Every line holding the string "inches" should be gathered.

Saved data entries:
◆ ◆ ◆ ◆ ◆
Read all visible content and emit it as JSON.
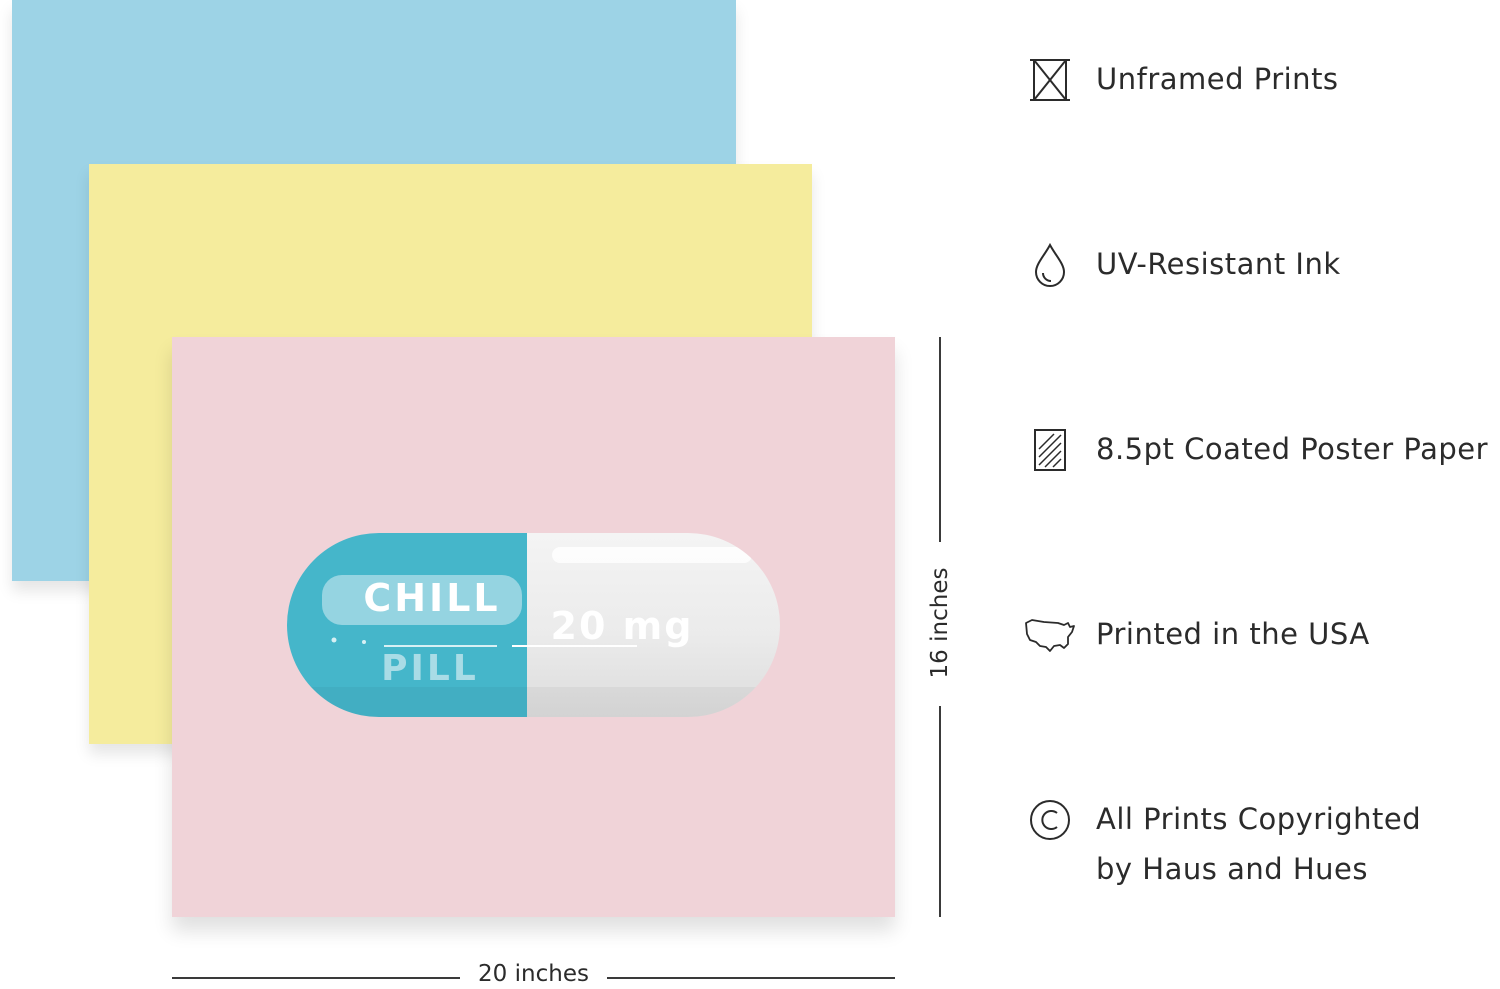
{
  "print": {
    "pill_top_text": "CHILL",
    "pill_bottom_text": "PILL",
    "pill_dose_text": "20 mg",
    "sheet_colors": {
      "blue": "#9dd3e6",
      "yellow": "#f5ec9d",
      "pink": "#f0d3d8"
    }
  },
  "dimensions": {
    "width_label": "20 inches",
    "height_label": "16 inches"
  },
  "features": [
    {
      "icon": "unframed-icon",
      "label": "Unframed Prints"
    },
    {
      "icon": "ink-drop-icon",
      "label": "UV-Resistant Ink"
    },
    {
      "icon": "paper-icon",
      "label": "8.5pt Coated Poster Paper"
    },
    {
      "icon": "usa-map-icon",
      "label": "Printed in the USA"
    },
    {
      "icon": "copyright-icon",
      "label": "All Prints Copyrighted",
      "label2": "by Haus and Hues"
    }
  ]
}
◆ ◆ ◆ ◆ ◆
§ FULL RESPONSE:
    "width_label": "20 inches",
    "height_label": "16 inches"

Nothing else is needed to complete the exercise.